__EXTRACTED MATERIAL__
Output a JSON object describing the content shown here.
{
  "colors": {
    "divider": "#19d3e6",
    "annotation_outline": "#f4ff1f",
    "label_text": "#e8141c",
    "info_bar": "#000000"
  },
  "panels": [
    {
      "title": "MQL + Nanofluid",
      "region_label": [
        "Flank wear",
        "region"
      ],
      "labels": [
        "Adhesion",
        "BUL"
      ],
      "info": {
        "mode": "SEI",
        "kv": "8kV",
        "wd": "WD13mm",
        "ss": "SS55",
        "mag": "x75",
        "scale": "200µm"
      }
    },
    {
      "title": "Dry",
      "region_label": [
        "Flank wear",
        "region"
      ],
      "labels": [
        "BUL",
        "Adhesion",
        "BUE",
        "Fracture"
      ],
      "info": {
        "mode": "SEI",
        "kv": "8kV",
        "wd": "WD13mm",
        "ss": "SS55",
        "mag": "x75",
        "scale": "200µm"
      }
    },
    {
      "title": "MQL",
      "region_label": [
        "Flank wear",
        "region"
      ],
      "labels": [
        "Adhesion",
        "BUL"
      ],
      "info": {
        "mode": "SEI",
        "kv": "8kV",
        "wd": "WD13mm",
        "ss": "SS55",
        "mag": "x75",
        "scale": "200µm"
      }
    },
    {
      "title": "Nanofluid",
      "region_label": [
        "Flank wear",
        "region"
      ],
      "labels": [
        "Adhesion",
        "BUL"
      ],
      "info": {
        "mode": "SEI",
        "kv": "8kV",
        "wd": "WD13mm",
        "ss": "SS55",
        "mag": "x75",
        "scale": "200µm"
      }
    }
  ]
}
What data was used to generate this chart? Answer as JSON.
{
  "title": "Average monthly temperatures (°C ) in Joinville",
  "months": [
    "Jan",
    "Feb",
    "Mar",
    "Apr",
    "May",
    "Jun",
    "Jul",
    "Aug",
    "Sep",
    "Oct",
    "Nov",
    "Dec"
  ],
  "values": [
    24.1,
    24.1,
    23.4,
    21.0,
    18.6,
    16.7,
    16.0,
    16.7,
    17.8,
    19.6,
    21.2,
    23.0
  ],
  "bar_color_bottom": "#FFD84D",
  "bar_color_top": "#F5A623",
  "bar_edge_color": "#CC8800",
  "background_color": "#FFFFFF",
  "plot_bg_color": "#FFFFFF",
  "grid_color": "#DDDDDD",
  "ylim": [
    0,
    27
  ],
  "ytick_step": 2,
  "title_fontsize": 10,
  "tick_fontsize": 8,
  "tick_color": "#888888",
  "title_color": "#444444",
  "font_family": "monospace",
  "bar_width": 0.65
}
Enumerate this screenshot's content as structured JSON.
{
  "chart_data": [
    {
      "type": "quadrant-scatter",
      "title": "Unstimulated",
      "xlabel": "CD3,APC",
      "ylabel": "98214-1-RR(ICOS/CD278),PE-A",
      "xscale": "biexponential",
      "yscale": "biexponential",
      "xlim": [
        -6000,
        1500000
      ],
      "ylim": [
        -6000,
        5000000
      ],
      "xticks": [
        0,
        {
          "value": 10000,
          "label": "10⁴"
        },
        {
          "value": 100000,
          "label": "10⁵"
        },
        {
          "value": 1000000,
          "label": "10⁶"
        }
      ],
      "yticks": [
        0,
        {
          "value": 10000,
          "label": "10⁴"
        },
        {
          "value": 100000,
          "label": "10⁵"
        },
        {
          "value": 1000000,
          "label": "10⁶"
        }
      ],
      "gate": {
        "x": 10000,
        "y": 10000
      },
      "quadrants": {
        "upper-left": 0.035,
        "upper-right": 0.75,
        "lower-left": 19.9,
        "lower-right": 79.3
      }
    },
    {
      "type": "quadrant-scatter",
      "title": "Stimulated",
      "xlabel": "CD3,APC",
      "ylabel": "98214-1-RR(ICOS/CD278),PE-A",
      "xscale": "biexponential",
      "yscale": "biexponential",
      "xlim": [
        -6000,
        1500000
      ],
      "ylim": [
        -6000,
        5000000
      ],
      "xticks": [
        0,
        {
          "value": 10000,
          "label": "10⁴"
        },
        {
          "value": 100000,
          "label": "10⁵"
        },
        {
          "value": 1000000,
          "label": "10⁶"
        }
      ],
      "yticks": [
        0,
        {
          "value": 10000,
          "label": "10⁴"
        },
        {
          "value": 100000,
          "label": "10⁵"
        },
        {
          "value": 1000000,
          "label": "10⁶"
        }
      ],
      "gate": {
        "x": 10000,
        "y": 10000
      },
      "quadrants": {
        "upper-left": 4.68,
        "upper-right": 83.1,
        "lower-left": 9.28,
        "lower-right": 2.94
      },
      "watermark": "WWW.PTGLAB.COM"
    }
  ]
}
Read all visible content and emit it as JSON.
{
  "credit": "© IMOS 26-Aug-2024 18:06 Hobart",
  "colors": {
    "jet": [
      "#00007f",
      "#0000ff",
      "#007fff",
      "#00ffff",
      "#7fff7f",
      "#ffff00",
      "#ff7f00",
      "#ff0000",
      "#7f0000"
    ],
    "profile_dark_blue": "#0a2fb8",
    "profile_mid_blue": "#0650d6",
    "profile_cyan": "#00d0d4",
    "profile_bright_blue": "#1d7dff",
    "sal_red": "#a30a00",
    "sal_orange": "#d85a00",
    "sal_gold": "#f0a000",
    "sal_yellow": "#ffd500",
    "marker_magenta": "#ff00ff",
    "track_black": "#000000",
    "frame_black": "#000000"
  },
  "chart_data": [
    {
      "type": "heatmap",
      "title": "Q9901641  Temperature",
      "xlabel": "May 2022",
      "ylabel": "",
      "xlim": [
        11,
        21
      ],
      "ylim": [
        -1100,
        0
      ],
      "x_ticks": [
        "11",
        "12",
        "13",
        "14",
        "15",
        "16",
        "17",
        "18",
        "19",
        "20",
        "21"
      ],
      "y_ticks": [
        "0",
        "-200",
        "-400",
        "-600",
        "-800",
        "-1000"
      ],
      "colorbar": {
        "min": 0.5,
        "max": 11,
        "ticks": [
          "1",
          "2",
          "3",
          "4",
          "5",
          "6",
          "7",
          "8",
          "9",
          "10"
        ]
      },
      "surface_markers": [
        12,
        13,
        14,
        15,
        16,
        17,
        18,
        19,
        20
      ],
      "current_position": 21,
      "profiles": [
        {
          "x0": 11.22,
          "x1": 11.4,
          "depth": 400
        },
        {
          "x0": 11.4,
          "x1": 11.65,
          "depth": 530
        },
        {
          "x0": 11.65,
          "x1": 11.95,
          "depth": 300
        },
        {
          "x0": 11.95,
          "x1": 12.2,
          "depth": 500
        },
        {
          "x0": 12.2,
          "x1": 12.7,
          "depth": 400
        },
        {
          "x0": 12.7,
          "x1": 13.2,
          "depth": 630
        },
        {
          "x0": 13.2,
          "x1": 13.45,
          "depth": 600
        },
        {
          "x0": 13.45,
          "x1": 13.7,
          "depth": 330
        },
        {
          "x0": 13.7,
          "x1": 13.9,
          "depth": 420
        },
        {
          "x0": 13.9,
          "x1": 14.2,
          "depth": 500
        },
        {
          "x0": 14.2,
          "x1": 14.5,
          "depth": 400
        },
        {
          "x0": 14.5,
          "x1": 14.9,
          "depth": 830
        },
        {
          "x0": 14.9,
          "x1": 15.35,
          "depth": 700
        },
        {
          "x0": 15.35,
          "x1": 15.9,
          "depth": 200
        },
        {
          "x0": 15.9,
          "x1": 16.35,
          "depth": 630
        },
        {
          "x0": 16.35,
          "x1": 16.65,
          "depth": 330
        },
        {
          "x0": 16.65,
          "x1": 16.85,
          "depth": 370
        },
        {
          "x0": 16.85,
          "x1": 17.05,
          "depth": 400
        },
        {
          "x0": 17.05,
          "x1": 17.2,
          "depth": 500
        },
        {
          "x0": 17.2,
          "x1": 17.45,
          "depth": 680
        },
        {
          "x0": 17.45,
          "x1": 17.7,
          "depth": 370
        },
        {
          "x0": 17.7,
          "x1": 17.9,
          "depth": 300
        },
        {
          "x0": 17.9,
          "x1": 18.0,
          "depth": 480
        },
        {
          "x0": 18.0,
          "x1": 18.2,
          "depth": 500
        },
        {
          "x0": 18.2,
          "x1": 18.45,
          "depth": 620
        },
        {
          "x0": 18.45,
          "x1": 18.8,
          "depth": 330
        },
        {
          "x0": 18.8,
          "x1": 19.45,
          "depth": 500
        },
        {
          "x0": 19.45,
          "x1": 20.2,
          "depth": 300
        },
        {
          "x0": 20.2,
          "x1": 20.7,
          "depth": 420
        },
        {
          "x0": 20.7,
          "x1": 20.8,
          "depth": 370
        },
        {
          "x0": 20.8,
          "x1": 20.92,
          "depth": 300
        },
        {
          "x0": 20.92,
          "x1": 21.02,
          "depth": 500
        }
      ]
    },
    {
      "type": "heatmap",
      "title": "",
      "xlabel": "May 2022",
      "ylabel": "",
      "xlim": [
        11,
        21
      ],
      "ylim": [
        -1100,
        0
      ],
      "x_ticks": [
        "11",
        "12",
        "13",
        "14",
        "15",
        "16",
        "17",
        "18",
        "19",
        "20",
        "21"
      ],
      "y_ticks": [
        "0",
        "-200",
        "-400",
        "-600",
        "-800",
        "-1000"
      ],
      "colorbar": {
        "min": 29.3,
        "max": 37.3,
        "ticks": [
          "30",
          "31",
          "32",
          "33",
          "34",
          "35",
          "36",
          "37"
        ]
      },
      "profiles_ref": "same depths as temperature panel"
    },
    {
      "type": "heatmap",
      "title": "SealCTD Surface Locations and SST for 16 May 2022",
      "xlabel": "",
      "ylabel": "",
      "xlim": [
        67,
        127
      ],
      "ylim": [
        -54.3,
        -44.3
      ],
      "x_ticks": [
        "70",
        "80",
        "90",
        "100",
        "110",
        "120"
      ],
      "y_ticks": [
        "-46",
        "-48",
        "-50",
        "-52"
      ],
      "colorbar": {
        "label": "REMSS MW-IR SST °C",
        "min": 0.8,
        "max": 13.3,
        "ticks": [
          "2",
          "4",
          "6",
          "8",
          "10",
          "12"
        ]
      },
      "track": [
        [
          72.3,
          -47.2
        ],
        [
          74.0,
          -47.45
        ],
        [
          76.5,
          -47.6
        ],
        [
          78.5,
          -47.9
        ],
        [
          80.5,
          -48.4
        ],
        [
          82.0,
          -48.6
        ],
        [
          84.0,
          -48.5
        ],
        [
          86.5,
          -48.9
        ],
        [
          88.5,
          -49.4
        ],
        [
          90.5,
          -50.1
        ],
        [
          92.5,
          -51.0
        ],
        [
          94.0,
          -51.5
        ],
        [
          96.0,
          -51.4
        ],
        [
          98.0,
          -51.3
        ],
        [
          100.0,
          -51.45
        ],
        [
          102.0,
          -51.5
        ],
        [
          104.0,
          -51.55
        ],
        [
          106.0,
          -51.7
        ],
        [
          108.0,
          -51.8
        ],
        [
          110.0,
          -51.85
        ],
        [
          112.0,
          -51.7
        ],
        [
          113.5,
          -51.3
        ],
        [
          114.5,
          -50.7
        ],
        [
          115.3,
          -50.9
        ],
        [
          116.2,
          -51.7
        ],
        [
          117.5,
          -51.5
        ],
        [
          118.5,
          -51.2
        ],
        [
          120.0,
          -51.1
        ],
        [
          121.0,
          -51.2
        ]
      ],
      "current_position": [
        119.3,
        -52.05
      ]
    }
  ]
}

__TASK__
Check each line of the records for the string "this" and state how many lines contain it. Give only the number.

__IN RESPONSE__
2